====== Material provided ======
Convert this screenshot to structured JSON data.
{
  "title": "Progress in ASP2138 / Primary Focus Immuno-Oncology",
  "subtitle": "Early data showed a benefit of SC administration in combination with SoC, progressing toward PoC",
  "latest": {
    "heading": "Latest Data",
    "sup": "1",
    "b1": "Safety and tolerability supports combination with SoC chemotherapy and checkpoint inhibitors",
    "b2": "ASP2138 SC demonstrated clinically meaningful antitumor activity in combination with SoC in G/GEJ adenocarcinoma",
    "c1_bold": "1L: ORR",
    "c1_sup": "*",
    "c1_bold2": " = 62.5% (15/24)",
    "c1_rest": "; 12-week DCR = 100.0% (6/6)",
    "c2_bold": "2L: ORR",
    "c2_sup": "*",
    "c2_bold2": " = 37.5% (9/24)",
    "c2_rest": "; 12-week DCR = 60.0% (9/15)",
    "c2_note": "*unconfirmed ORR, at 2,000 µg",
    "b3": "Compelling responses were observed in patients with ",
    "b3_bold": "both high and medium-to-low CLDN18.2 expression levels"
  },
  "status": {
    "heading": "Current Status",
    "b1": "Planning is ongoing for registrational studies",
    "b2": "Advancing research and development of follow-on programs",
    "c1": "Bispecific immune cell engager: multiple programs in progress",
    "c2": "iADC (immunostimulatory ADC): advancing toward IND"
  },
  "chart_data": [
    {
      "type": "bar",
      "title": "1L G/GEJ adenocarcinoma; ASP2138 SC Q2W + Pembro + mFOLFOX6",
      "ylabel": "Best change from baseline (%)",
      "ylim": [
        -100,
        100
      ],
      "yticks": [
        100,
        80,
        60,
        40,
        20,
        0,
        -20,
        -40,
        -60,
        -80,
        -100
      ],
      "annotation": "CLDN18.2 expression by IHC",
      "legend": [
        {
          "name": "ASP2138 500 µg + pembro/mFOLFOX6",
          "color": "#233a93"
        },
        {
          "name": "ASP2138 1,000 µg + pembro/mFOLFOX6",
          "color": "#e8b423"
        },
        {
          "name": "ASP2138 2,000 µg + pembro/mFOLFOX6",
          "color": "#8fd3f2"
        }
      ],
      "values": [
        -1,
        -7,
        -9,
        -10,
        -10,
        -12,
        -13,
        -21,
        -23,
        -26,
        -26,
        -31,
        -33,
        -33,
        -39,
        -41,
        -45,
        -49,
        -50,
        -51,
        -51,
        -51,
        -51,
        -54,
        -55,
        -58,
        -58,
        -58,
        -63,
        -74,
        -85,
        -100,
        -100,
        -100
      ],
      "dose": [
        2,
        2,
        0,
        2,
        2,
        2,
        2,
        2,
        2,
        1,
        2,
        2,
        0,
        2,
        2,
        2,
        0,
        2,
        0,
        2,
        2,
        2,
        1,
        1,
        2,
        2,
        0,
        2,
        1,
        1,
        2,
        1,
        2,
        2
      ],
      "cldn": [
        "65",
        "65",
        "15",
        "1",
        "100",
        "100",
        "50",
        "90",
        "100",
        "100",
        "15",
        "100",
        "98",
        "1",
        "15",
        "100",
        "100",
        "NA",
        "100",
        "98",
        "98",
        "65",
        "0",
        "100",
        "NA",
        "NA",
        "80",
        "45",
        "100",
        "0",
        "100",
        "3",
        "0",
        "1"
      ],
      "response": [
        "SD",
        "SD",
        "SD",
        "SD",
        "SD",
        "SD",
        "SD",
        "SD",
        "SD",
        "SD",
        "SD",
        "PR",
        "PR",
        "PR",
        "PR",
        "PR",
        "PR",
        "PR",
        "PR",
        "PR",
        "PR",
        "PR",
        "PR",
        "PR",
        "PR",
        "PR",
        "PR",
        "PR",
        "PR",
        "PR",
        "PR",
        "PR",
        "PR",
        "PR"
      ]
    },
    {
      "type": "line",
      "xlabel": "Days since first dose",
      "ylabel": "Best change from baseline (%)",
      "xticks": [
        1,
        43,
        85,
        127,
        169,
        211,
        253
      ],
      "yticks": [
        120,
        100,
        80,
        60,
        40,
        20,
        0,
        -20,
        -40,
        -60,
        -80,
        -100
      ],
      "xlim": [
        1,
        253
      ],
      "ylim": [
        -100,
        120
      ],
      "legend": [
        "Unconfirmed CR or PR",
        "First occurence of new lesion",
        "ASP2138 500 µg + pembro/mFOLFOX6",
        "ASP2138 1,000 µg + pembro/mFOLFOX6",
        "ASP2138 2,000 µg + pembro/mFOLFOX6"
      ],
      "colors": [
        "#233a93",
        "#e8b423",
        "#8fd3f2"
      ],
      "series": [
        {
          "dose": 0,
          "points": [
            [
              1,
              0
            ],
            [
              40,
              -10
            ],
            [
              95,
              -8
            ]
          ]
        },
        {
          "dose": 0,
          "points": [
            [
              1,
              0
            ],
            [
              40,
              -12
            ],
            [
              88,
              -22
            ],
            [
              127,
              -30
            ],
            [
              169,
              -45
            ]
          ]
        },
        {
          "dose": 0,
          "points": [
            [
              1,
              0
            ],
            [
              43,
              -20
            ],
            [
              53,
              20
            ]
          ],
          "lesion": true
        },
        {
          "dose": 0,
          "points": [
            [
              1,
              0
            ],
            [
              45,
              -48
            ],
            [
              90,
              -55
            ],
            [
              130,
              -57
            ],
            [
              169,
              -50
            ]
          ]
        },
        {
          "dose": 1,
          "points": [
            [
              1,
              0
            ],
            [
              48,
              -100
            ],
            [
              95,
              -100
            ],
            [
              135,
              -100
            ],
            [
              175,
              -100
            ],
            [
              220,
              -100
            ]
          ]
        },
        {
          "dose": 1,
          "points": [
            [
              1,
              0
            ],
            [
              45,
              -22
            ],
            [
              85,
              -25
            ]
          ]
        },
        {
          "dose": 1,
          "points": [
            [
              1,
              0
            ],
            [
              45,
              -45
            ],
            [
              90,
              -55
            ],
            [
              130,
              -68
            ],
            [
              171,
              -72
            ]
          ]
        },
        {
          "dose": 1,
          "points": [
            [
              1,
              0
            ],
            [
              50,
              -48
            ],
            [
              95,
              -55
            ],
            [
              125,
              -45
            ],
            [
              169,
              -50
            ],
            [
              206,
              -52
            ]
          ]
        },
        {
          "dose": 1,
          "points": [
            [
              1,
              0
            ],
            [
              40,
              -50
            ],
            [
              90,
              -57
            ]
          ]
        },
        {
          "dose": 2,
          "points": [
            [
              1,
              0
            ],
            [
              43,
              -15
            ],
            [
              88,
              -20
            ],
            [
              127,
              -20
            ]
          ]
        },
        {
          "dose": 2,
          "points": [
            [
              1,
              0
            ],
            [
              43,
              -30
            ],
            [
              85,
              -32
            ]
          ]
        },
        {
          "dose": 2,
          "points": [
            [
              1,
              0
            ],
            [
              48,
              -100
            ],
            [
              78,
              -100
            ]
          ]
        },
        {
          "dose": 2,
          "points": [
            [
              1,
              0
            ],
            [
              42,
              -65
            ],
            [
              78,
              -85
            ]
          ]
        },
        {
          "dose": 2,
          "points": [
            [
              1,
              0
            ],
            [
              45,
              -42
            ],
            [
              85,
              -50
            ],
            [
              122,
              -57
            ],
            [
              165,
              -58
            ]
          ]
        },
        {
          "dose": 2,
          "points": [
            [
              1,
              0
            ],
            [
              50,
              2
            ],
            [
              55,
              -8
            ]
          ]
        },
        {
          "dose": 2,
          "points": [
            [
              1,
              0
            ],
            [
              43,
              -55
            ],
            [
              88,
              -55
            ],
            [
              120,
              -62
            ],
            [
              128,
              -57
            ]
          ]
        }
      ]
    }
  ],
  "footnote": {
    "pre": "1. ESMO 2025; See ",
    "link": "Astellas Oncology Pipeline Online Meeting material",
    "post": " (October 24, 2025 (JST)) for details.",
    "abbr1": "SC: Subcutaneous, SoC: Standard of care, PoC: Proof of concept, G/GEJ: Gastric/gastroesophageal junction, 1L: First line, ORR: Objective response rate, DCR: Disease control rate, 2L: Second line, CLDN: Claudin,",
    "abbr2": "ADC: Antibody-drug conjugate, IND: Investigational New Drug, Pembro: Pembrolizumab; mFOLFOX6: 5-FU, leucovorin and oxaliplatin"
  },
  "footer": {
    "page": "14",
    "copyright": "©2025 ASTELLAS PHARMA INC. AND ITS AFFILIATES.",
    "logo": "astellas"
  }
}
======
* Your task *
Copy all the lines from the data above that hold the word "toward".

* Answer to the problem *
  "subtitle": "Early data showed a benefit of SC administration in combination with SoC, progressing toward PoC",
    "c2": "iADC (immunostimulatory ADC): advancing toward IND"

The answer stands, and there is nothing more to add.